-- Dataset extract start --
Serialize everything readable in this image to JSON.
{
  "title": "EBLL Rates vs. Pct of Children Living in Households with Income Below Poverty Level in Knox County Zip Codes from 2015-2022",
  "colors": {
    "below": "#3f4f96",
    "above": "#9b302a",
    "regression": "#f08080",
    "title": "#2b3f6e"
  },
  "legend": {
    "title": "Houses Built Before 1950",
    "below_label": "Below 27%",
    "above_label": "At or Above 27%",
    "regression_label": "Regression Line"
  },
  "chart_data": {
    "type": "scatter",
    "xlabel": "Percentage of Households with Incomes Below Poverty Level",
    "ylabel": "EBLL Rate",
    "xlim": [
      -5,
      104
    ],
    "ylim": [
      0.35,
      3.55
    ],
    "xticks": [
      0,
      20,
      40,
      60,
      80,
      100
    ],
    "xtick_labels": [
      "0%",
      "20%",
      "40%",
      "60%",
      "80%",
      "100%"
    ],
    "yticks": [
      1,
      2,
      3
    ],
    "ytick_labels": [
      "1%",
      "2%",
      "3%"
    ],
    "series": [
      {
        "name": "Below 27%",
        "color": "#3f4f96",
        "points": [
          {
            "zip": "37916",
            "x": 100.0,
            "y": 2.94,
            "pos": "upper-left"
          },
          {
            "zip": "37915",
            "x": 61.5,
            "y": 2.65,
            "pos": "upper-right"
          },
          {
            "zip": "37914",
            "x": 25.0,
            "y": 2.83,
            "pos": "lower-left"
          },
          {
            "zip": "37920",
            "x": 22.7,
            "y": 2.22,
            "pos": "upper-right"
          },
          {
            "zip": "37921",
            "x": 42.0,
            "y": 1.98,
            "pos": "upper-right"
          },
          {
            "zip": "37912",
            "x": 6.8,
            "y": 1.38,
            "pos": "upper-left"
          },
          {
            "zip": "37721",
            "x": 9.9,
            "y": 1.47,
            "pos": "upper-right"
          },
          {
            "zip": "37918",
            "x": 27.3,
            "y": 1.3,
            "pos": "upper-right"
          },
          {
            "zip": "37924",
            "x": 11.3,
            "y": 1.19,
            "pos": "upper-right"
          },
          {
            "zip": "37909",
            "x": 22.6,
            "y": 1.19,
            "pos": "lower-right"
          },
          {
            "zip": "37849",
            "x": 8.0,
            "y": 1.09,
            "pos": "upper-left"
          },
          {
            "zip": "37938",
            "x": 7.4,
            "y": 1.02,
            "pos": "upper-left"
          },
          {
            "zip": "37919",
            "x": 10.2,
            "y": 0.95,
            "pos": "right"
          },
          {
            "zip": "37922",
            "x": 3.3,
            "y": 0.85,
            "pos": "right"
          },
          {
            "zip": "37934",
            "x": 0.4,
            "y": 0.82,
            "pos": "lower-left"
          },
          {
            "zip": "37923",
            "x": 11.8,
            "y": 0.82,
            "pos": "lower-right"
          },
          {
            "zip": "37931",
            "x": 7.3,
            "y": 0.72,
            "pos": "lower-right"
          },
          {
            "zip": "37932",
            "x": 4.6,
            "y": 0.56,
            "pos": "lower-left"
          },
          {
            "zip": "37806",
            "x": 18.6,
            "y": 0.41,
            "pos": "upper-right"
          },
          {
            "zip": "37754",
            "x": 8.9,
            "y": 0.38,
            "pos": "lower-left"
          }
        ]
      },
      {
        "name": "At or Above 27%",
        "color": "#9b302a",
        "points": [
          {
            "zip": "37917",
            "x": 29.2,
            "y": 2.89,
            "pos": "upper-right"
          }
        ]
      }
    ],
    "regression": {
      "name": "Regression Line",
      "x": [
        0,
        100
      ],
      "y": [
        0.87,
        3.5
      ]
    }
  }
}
-- Dataset extract end --
-- Dataset extract start --
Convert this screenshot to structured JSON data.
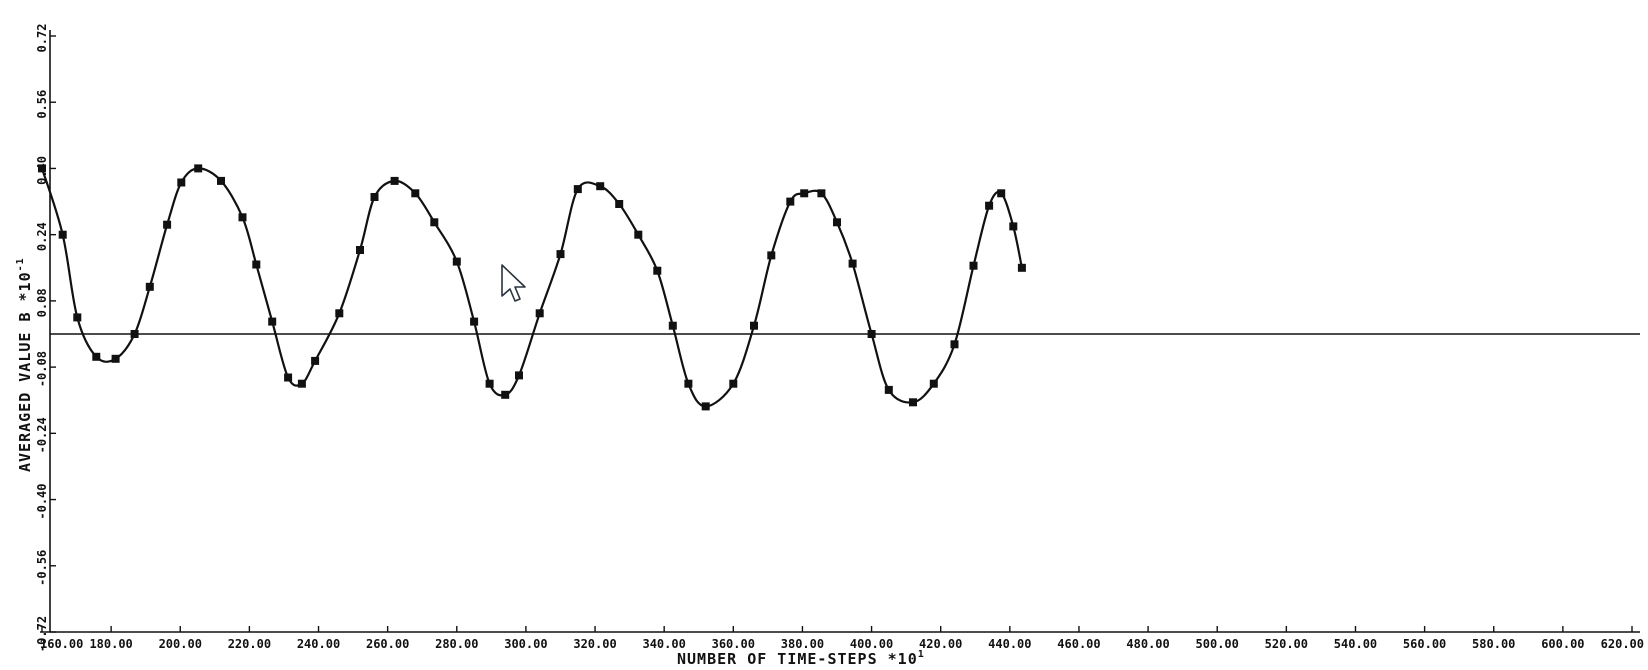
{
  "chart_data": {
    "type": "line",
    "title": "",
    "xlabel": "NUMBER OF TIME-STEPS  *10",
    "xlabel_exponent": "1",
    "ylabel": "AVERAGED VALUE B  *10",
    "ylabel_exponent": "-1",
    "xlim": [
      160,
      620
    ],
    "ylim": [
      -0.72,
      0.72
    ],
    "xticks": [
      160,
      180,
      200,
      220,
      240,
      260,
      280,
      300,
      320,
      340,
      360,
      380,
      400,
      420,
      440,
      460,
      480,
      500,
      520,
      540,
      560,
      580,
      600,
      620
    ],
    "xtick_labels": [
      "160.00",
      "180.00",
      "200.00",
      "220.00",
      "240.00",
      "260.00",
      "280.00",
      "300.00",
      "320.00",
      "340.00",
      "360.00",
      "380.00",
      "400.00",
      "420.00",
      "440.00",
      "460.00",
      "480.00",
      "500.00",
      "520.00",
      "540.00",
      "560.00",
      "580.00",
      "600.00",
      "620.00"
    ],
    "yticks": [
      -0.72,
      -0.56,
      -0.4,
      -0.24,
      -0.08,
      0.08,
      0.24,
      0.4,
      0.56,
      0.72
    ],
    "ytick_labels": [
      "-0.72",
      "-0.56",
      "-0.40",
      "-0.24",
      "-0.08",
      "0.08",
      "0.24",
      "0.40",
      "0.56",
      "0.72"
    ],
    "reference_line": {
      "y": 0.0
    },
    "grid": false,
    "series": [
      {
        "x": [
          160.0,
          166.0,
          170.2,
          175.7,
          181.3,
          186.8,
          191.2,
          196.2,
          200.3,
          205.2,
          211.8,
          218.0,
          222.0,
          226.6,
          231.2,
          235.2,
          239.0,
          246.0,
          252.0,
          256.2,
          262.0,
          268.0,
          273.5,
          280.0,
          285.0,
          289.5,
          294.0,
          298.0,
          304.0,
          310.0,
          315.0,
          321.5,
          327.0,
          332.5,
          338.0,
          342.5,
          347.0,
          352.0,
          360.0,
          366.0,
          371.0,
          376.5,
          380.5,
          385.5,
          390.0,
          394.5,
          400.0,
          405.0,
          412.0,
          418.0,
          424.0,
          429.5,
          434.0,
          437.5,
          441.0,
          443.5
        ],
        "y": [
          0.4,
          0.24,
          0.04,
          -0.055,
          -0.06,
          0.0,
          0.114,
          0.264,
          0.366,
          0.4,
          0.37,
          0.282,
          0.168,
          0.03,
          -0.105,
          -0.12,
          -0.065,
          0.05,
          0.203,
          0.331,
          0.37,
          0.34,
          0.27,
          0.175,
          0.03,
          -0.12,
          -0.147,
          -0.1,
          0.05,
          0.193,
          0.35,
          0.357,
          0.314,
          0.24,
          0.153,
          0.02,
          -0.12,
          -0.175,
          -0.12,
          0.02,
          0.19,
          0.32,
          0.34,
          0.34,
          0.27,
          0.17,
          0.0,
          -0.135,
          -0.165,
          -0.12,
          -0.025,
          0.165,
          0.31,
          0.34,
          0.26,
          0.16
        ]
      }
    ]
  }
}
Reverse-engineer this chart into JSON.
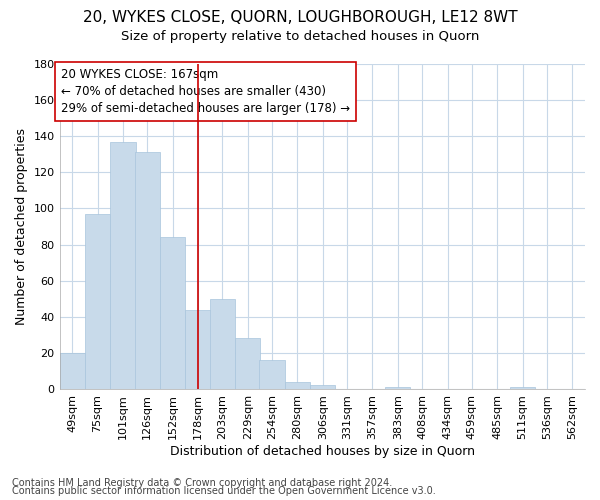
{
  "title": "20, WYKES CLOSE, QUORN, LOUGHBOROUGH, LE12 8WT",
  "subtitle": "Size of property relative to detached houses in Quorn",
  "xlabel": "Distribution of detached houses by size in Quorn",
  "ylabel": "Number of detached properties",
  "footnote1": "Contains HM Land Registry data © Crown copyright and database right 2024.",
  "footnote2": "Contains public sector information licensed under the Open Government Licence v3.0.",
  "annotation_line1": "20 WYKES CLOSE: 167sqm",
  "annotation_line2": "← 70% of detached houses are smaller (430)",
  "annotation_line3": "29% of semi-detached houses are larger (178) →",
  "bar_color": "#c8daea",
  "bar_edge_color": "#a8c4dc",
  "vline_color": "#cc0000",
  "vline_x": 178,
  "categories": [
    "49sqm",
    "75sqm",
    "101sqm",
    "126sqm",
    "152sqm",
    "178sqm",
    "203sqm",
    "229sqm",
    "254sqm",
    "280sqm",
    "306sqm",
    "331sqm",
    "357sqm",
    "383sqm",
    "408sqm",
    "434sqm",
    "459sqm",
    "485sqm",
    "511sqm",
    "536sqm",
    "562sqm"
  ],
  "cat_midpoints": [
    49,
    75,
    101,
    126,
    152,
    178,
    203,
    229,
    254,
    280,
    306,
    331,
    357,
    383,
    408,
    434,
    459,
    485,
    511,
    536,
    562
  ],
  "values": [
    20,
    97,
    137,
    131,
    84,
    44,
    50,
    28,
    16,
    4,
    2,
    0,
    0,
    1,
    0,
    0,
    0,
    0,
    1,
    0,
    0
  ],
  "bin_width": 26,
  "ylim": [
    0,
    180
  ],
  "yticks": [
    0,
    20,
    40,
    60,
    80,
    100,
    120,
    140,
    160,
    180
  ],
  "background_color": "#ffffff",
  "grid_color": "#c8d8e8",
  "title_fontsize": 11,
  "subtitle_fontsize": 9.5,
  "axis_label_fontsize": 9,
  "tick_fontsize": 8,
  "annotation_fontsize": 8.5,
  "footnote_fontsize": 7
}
-- Dataset extract end --
## What is expected
Work out how many lines in the records above contain the word "detached", and give only that number.

## Task answer
5